- _EXTRACTED INFORMATION_:
# # # #

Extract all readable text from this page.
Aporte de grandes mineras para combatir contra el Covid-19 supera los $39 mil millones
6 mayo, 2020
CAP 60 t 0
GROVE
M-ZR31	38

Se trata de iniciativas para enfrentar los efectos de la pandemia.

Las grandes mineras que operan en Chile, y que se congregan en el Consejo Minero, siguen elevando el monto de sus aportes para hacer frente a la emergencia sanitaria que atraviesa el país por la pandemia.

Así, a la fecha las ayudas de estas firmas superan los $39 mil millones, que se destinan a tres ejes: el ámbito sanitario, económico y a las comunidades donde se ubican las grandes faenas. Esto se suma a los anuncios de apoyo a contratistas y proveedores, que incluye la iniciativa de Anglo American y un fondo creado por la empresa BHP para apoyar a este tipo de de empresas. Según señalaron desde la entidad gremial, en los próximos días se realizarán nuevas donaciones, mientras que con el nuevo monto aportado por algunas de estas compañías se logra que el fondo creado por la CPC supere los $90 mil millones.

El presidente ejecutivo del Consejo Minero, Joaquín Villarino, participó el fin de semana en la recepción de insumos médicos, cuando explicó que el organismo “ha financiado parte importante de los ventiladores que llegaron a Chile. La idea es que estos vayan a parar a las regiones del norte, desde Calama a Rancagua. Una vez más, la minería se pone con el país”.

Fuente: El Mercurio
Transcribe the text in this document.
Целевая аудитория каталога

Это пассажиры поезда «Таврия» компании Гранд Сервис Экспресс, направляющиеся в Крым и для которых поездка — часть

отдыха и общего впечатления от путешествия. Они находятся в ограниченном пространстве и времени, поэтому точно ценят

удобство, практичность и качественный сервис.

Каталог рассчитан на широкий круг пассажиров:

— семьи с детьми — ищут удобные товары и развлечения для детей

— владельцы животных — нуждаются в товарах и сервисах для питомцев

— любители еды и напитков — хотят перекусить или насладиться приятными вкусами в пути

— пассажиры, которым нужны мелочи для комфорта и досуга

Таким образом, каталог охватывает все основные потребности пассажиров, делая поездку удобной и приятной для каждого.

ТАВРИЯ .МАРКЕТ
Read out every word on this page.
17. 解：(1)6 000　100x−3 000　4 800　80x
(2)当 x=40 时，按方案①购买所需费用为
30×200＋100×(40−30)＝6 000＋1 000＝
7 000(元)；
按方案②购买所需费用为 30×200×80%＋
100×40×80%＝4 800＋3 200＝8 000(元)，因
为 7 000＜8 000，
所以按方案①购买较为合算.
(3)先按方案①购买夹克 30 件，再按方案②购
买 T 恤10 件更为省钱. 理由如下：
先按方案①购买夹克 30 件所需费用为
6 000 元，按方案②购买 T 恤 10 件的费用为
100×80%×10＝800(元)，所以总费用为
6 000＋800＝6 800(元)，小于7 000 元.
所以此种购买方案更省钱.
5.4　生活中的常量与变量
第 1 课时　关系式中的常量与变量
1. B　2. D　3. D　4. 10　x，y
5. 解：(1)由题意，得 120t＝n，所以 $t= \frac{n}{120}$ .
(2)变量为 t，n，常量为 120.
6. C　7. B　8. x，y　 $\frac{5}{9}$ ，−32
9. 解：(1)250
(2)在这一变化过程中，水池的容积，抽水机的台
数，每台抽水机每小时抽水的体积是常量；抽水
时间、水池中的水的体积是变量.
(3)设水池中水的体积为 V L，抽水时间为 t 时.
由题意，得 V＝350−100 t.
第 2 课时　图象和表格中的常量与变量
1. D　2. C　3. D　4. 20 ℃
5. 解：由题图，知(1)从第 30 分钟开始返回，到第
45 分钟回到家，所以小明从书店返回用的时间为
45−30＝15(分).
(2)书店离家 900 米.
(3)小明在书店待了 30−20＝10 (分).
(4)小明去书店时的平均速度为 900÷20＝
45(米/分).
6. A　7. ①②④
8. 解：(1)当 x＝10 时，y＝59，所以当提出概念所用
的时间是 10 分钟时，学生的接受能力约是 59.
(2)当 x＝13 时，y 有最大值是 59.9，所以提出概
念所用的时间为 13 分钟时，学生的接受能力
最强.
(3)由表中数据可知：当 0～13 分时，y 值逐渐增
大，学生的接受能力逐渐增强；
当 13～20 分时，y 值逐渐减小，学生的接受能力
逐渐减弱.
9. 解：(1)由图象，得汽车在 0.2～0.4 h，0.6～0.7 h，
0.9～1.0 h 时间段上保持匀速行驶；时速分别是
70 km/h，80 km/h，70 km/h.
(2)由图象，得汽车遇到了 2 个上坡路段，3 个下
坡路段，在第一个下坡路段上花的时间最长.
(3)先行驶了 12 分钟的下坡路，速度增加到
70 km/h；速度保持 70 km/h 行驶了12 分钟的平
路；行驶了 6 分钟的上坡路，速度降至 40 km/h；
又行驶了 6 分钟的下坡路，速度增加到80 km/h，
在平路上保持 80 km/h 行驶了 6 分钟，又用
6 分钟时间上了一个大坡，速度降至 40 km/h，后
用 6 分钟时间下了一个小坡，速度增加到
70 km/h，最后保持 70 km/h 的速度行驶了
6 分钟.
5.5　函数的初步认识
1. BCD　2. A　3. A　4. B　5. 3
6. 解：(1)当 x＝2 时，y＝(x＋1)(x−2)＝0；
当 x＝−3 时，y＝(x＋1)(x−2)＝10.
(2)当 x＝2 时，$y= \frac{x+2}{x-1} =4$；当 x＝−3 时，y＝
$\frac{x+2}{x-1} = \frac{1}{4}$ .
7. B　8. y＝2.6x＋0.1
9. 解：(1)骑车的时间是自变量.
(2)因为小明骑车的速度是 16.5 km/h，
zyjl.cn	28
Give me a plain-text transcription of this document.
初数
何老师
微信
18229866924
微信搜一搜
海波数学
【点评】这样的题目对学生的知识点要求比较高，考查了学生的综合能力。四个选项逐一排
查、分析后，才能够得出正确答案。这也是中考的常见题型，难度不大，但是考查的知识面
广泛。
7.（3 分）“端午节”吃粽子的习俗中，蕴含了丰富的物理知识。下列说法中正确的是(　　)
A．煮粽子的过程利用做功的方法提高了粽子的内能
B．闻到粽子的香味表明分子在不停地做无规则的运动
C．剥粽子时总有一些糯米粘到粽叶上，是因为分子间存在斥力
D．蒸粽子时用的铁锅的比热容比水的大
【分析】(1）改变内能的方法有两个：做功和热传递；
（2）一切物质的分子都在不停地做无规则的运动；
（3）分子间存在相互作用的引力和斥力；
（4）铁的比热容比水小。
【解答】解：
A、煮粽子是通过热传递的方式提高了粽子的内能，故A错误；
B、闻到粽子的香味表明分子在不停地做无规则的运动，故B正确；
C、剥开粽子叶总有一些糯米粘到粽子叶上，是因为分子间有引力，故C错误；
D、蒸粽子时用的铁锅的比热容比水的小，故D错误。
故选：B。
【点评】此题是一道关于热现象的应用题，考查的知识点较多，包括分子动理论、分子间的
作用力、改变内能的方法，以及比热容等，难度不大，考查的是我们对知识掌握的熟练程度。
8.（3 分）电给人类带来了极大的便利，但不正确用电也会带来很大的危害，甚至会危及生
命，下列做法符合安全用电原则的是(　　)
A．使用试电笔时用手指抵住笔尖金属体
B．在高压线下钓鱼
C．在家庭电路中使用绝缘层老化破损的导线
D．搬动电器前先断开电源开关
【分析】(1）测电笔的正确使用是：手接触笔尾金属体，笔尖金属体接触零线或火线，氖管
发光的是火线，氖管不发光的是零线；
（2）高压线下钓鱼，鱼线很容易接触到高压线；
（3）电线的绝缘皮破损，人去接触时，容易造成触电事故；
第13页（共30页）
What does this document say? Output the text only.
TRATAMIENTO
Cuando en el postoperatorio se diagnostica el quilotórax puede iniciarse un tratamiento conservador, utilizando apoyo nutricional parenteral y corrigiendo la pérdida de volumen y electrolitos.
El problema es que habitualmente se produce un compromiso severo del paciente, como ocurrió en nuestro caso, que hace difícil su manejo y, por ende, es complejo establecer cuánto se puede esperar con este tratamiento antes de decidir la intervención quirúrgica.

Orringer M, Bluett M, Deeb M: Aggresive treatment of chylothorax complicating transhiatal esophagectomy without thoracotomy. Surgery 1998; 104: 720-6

# # # #

- _DO THIS_:
Return each full line of the entries that contains the word "Chile".

- _RESULT OF THIS EXERCISE_:
Las grandes mineras que operan en Chile, y que se congregan en el Consejo Minero, siguen elevando el monto de sus aportes para hacer frente a la emergencia sanitaria que atraviesa el país por la pandemia.
El presidente ejecutivo del Consejo Minero, Joaquín Villarino, participó el fin de semana en la recepción de insumos médicos, cuando explicó que el organismo “ha financiado parte importante de los ventiladores que llegaron a Chile. La idea es que estos vayan a parar a las regiones del norte, desde Calama a Rancagua. Una vez más, la minería se pone con el país”.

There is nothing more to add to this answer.